◆ Written instruction A
List every person named in the passage about Hamlet.
◆ Written instruction B
Duplicate the passage about Hamlet between "Their Hamlet doesn’t" and "coarser, meaner, uglier.", inclusive.

◆ Passage to read
------
A question actors and directors tackling Hamlet have to answer is just how real Hamlet’s madness is. One way to answer that is that in order to pretend to be mad Hamlet has to loosen his grip on reality and slowly or suddenly, depending on where you locate the point in the text, reality slips from his grasp. And that’s sort of the way Law and director Michael Grandage go.
Their Hamlet doesn’t go crazy, exactly. He’s driven nuts by everybody’s studied determination to ignore his madness.
No one laughs at his jokes. No one is provoked, except Ophelia, who knows when she is being made fun of and who is hurt by it. But she doesn’t actually acknowledge anything specific he says. She just knows he’s being mean to her and, in this production, she goes off to pout.
The adults respond to his “madness” with fixed smiles and banalities meant to calm him down. The more they humor him, the more determined Hamlet is to get a rise out of them. His clowning grows more desperate and antic. His jokes turn coarser, meaner, uglier.
------
◆ Stored data
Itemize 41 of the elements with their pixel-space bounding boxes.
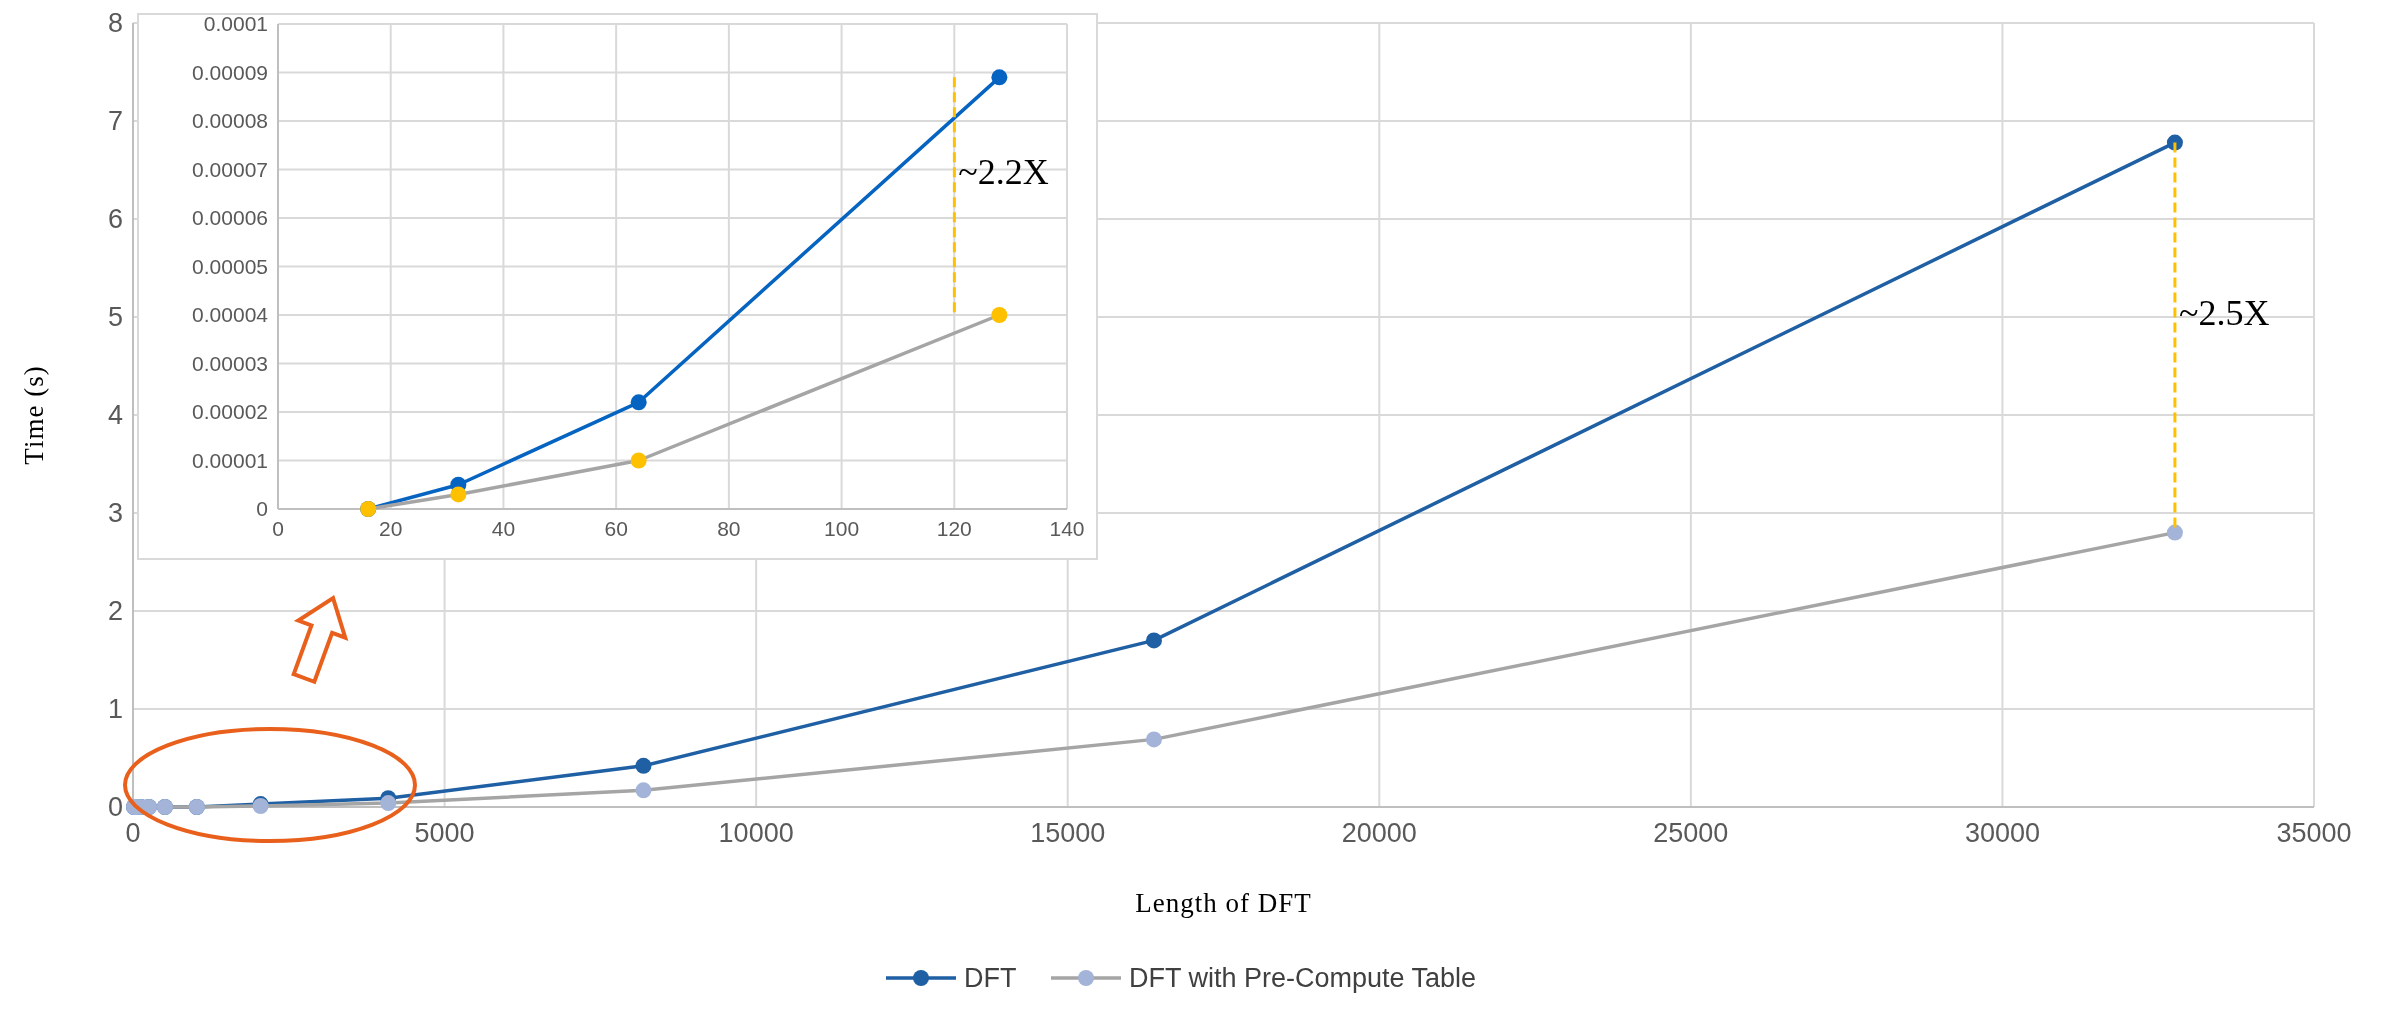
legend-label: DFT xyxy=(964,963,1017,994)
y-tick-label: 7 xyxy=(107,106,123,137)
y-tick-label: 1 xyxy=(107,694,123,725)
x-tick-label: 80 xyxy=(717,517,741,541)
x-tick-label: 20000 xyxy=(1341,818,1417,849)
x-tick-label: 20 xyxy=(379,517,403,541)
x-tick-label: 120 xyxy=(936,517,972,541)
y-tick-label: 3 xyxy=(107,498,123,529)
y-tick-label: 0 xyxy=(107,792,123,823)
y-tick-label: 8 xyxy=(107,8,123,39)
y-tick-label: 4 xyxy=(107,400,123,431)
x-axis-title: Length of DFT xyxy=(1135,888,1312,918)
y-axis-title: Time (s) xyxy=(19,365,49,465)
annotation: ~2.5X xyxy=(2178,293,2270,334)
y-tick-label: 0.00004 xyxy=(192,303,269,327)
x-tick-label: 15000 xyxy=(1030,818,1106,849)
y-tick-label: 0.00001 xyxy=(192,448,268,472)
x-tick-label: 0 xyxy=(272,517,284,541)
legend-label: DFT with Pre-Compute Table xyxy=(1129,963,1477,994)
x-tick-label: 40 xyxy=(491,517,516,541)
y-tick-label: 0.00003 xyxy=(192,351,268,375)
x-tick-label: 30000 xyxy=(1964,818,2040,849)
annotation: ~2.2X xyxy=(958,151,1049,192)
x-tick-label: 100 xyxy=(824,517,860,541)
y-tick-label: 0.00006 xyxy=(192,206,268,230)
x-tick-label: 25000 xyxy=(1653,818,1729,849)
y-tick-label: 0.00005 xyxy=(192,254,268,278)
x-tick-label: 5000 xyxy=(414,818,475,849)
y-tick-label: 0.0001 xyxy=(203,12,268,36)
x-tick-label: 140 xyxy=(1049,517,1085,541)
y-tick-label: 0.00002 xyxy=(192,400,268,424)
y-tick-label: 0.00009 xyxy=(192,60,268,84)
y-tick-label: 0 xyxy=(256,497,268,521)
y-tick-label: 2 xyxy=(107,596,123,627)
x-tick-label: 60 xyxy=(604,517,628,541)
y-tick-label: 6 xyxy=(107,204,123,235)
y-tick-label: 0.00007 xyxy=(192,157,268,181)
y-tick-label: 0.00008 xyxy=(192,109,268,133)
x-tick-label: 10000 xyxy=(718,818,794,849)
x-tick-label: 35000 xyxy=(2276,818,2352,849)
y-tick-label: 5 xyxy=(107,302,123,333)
------
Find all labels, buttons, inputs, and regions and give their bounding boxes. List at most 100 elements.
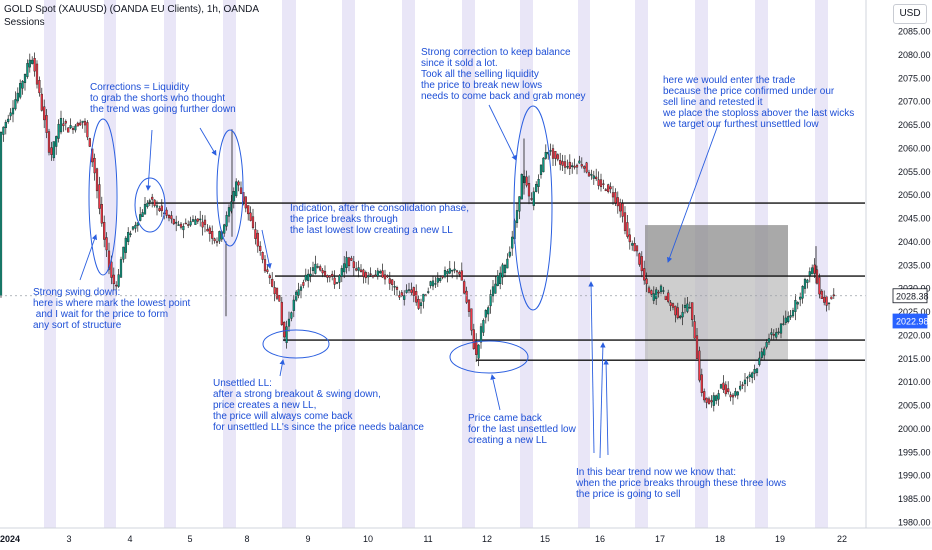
------
◆ Full answer A
Hamlet, Law, Michael Grandage, Ophelia

◆ Full answer B
Their Hamlet doesn’t go crazy, exactly. He’s driven nuts by everybody’s studied determination to ignore his madness.
No one laughs at his jokes. No one is provoked, except Ophelia, who knows when she is being made fun of and who is hurt by it. But she doesn’t actually acknowledge anything specific he says. She just knows he’s being mean to her and, in this production, she goes off to pout.
The adults respond to his “madness” with fixed smiles and banalities meant to calm him down. The more they humor him, the more determined Hamlet is to get a rise out of them. His clowning grows more desperate and antic. His jokes turn coarser, meaner, uglier.